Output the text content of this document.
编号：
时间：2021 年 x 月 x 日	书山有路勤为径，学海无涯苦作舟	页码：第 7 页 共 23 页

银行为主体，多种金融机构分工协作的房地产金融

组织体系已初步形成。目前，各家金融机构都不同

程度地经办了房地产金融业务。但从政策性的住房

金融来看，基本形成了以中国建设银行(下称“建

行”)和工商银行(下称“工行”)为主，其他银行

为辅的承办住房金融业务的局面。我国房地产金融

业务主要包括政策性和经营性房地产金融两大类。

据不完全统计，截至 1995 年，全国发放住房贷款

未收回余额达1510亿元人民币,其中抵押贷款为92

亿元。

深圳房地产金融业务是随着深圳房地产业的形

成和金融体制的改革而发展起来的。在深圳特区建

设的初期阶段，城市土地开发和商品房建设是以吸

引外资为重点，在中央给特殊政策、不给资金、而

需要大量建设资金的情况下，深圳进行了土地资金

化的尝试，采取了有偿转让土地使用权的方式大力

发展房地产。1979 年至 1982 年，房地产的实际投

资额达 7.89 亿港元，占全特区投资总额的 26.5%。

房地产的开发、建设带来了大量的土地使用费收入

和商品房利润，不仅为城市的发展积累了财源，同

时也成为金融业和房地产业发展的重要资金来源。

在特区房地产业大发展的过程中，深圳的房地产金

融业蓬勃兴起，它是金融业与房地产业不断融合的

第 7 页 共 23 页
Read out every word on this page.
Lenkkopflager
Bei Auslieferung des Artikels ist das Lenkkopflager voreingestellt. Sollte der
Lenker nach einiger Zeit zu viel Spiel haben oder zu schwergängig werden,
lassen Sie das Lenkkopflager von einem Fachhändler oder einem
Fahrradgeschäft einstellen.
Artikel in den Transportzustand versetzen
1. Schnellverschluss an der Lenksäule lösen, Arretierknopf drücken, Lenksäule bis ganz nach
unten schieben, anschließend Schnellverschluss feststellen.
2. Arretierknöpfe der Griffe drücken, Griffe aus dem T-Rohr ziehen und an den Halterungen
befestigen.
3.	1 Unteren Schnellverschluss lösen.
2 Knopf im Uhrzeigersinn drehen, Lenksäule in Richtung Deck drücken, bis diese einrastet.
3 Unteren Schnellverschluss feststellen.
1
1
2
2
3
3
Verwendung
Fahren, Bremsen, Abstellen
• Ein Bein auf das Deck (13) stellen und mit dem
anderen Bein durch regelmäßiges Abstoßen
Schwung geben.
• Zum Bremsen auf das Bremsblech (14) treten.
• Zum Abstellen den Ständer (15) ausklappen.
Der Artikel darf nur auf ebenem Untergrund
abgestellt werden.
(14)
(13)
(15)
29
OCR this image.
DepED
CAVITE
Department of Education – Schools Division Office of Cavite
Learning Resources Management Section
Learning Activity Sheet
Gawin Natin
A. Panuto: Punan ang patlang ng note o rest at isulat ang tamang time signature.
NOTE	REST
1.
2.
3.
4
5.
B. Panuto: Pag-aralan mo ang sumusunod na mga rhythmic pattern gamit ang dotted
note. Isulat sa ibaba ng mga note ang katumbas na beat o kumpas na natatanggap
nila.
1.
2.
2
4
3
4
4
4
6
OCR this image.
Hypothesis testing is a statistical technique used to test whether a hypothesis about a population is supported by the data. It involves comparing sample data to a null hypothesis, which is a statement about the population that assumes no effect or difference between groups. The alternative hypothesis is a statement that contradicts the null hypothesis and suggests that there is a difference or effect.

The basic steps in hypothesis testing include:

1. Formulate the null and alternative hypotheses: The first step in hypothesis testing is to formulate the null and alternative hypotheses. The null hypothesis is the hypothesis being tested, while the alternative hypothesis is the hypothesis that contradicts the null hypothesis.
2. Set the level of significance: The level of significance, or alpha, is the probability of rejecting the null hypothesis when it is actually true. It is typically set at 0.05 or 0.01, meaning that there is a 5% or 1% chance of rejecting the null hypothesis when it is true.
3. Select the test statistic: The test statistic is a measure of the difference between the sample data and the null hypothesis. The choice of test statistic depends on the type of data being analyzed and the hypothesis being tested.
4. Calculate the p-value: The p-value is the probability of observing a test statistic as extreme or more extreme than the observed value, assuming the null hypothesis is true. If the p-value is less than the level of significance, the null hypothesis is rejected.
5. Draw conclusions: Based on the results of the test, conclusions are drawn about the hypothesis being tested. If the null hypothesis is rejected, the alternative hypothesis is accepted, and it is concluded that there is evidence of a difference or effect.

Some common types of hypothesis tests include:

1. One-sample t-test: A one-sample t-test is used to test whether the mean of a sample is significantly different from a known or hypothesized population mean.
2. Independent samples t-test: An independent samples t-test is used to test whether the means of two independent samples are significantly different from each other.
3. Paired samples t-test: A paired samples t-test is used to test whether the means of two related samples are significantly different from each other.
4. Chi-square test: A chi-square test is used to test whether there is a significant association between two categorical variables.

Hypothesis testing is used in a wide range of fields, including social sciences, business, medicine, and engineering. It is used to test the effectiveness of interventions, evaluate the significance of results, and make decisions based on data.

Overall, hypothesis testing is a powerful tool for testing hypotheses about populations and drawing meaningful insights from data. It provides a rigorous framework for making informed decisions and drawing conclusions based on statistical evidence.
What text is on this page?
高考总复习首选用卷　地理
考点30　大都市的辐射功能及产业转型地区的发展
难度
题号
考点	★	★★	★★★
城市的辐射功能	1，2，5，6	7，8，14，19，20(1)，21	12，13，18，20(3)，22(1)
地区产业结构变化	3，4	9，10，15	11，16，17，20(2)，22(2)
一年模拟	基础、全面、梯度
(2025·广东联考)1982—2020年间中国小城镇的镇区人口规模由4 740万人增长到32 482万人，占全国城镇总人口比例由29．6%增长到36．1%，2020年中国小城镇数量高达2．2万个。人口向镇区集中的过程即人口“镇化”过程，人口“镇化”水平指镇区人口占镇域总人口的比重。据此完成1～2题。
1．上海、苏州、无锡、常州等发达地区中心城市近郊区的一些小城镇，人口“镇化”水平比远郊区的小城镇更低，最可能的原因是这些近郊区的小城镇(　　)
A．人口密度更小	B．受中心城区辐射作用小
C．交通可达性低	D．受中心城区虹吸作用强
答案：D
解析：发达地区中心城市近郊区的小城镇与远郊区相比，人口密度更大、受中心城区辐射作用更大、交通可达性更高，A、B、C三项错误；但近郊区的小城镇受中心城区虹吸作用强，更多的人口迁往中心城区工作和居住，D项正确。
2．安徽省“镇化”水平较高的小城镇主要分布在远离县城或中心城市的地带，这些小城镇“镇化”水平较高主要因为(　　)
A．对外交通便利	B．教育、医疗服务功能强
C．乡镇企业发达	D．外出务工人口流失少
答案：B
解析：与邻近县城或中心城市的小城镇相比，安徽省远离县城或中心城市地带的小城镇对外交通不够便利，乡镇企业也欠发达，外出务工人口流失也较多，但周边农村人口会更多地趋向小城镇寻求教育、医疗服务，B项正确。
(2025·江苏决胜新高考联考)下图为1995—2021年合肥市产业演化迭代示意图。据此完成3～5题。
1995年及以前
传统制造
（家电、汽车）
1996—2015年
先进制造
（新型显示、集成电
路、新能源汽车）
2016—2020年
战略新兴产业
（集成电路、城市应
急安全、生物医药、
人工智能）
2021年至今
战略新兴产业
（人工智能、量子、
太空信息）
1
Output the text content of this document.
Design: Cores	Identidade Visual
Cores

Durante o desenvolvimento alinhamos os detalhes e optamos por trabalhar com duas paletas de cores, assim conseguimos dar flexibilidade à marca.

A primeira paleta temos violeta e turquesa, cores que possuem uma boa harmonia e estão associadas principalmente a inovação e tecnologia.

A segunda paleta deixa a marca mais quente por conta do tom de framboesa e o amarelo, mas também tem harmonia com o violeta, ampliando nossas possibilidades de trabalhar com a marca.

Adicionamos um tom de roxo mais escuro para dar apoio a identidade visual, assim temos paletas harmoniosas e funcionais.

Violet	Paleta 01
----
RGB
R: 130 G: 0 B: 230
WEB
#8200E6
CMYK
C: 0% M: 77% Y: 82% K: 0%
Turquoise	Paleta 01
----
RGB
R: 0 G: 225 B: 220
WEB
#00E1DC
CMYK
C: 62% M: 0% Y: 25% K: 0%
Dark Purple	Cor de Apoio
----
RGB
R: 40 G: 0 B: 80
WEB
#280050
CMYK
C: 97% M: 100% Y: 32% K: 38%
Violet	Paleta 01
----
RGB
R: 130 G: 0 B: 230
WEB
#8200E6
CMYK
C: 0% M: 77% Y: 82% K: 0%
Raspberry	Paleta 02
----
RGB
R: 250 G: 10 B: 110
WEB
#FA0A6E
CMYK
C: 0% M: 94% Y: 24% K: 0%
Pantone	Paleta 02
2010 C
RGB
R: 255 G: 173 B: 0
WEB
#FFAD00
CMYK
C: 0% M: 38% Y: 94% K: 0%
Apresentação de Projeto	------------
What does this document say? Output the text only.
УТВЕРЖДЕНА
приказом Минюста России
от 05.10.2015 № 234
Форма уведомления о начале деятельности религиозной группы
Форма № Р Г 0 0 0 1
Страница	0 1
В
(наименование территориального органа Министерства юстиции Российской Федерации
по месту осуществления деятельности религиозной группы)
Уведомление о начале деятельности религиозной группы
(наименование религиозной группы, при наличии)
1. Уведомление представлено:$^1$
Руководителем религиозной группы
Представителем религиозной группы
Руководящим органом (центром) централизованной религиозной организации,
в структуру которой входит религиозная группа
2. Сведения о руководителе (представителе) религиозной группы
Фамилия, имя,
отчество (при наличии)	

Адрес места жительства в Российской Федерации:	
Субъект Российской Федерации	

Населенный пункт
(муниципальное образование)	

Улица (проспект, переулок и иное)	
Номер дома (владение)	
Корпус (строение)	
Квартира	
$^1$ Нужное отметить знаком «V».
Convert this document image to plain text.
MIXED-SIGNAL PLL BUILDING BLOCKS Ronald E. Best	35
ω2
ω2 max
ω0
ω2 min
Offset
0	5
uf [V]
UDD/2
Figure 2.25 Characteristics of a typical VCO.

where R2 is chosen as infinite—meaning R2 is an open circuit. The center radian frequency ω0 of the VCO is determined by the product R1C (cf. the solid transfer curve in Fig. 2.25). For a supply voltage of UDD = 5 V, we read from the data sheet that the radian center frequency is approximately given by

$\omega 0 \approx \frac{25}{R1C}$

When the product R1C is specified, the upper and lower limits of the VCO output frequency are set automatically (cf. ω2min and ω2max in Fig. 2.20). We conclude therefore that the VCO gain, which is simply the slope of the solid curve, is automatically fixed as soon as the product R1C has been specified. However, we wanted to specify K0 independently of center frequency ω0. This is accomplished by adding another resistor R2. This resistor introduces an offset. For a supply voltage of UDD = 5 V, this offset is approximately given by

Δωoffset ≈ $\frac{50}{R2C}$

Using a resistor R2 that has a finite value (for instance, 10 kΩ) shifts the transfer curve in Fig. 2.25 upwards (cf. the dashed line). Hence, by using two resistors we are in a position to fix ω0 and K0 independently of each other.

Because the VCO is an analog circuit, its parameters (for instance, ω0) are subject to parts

##########

Find each line with the string "lösen" and copy it out.

▸ TASK SOLUTION
1. Schnellverschluss an der Lenksäule lösen, Arretierknopf drücken, Lenksäule bis ganz nach
3.	1 Unteren Schnellverschluss lösen.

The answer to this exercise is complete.